## THE TASK
Copy every line of the listing that holds the string "opacity".

## PROVIDED DATA

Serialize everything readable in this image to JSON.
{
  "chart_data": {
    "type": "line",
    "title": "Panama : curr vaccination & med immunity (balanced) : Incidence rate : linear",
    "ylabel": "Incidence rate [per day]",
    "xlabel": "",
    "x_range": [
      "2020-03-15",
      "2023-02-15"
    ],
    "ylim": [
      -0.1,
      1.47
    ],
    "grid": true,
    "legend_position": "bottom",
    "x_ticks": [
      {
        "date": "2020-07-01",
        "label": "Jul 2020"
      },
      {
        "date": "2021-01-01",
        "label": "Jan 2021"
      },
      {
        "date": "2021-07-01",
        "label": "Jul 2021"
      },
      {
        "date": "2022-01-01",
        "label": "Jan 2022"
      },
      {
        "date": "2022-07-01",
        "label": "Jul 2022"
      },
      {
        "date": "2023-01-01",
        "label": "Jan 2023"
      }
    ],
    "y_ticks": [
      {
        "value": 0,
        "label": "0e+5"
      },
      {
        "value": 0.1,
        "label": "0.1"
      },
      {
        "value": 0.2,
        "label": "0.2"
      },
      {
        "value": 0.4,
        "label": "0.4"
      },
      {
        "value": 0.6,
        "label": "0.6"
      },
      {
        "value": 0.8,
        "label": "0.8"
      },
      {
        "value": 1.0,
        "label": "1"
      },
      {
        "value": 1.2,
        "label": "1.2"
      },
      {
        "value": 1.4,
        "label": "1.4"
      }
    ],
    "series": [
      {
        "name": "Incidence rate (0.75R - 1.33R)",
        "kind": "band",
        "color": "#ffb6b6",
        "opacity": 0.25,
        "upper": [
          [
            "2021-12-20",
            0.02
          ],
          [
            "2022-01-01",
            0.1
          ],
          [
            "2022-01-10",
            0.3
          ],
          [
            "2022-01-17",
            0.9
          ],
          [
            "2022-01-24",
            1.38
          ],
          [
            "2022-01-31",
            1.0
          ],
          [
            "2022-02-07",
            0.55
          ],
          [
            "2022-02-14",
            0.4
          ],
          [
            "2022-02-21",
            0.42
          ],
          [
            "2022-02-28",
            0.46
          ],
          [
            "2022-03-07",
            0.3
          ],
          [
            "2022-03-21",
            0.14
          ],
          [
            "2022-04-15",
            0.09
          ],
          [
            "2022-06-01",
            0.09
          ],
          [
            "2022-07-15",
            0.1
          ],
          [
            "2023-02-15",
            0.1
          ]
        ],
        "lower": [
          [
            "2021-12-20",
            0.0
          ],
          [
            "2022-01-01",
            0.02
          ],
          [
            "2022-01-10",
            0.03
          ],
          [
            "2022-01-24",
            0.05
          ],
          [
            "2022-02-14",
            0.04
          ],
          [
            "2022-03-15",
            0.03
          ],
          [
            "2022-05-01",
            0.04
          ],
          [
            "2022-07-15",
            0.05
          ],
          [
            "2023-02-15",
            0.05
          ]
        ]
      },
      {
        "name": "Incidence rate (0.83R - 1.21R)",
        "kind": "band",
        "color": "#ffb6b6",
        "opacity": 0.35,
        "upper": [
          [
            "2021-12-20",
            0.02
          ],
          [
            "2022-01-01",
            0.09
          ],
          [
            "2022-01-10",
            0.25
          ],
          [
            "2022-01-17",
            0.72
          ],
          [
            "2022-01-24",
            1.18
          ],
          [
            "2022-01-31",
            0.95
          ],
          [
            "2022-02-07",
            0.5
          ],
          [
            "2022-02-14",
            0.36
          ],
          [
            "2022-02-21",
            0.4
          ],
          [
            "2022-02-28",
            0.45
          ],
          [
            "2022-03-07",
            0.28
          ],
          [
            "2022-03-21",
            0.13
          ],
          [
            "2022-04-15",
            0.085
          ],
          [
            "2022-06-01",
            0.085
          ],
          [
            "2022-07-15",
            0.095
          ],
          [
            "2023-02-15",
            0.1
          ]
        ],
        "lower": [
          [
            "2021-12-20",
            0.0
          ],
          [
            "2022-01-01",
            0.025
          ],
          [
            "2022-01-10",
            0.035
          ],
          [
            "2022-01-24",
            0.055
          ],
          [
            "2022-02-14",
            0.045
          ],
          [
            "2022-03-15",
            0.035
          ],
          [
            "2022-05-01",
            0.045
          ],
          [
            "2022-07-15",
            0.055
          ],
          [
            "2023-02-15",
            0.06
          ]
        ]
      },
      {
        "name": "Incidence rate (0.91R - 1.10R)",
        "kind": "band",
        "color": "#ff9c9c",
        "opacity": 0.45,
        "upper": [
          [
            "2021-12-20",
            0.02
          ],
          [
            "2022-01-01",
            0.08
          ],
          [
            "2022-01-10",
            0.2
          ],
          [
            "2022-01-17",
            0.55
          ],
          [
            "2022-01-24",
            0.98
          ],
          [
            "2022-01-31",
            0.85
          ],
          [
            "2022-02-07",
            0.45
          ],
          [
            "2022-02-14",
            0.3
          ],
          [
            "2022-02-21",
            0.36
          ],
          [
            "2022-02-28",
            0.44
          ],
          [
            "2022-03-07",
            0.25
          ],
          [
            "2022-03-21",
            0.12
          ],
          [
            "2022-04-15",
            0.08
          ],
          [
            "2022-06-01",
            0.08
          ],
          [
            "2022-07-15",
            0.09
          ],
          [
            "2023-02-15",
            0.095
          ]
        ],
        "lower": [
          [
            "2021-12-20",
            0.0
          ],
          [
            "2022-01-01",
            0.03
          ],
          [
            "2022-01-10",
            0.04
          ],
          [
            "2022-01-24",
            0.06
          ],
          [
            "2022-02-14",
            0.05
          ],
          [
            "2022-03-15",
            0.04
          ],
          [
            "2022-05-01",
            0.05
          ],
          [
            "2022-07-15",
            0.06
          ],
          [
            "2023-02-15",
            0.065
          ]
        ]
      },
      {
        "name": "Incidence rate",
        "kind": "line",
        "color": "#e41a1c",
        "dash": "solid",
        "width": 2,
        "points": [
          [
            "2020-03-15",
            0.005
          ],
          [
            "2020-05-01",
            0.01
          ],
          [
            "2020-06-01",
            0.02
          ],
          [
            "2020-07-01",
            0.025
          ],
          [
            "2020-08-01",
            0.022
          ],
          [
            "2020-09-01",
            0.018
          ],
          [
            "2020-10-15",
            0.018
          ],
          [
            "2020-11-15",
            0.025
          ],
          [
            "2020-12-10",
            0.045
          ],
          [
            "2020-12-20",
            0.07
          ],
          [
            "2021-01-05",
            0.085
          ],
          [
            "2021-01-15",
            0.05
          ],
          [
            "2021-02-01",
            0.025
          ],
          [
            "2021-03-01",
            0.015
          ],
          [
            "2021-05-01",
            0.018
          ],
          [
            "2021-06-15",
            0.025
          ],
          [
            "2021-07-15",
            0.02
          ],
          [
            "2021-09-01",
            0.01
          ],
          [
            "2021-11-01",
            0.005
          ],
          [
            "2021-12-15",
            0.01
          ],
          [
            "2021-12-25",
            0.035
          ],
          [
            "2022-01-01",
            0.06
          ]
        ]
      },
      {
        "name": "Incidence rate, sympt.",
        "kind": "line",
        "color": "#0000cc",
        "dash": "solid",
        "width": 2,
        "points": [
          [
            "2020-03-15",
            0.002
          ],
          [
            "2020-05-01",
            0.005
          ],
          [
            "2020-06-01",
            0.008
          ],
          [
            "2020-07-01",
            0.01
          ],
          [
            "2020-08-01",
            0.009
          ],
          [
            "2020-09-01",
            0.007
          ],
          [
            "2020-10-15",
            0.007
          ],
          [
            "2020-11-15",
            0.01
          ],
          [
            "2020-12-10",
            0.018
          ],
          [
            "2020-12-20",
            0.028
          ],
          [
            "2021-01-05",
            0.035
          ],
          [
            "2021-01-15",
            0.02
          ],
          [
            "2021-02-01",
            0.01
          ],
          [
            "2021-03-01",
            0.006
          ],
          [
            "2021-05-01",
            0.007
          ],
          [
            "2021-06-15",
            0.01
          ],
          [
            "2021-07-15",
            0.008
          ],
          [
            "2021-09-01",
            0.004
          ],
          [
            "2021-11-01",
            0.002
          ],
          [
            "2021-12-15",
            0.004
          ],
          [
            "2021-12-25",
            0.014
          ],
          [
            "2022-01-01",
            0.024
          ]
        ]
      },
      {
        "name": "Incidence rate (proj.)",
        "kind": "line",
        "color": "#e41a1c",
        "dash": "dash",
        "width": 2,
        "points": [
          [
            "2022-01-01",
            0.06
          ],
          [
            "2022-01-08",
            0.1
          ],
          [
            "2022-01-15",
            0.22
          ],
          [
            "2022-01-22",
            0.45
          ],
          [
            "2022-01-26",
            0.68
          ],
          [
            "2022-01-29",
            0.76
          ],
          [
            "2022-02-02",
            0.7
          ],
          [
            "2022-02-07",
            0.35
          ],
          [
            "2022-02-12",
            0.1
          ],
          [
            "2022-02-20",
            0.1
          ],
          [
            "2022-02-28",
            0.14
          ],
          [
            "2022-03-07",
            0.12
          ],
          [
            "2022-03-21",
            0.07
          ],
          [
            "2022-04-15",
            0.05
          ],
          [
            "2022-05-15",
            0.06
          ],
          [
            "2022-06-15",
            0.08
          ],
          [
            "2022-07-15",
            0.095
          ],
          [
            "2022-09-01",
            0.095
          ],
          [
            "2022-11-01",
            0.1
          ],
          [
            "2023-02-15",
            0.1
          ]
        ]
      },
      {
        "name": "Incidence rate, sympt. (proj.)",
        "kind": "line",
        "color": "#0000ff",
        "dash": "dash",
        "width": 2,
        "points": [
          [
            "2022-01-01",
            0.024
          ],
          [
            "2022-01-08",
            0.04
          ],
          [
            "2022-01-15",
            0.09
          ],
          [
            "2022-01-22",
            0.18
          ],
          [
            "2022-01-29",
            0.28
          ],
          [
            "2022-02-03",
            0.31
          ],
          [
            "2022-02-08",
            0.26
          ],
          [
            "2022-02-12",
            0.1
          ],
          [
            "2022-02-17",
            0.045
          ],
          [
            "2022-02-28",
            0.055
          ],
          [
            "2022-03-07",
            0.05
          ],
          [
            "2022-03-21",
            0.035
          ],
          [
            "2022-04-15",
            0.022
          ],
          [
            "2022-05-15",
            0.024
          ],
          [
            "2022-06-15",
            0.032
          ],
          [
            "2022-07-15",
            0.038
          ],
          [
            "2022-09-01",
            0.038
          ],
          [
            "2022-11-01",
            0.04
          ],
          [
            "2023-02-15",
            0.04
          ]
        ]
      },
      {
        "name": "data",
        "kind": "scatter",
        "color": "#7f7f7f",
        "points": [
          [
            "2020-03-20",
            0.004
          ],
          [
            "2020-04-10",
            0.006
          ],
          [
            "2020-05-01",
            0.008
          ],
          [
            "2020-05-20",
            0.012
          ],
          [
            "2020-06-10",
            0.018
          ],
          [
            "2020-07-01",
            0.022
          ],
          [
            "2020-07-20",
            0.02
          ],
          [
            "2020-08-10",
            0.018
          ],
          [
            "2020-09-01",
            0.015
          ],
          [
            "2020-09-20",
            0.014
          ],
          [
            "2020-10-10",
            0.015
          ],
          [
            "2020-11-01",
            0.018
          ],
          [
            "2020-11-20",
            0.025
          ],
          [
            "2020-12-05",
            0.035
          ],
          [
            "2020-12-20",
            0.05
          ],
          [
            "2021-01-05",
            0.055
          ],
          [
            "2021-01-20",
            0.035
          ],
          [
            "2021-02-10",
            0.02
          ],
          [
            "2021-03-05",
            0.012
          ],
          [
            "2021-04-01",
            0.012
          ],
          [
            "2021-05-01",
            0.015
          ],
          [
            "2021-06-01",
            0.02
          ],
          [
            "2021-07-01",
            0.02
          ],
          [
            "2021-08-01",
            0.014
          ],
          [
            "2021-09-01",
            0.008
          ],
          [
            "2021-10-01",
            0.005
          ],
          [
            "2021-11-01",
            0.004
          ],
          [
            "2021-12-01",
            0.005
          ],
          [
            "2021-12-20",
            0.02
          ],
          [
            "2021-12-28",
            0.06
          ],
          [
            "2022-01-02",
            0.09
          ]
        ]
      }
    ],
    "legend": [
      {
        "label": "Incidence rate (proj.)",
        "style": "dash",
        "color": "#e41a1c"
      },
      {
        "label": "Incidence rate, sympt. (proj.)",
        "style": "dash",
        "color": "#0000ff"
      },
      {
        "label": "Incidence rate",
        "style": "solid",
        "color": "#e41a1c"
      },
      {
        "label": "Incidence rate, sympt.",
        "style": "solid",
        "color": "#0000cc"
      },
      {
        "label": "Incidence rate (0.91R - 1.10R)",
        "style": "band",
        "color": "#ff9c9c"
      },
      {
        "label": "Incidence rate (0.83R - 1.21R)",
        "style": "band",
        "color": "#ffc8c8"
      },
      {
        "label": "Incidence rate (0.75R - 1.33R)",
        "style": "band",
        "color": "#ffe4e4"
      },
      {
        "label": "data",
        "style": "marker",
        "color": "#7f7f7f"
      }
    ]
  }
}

## EXERCISE OUTPUT
        "opacity": 0.25,
        "opacity": 0.35,
        "opacity": 0.45,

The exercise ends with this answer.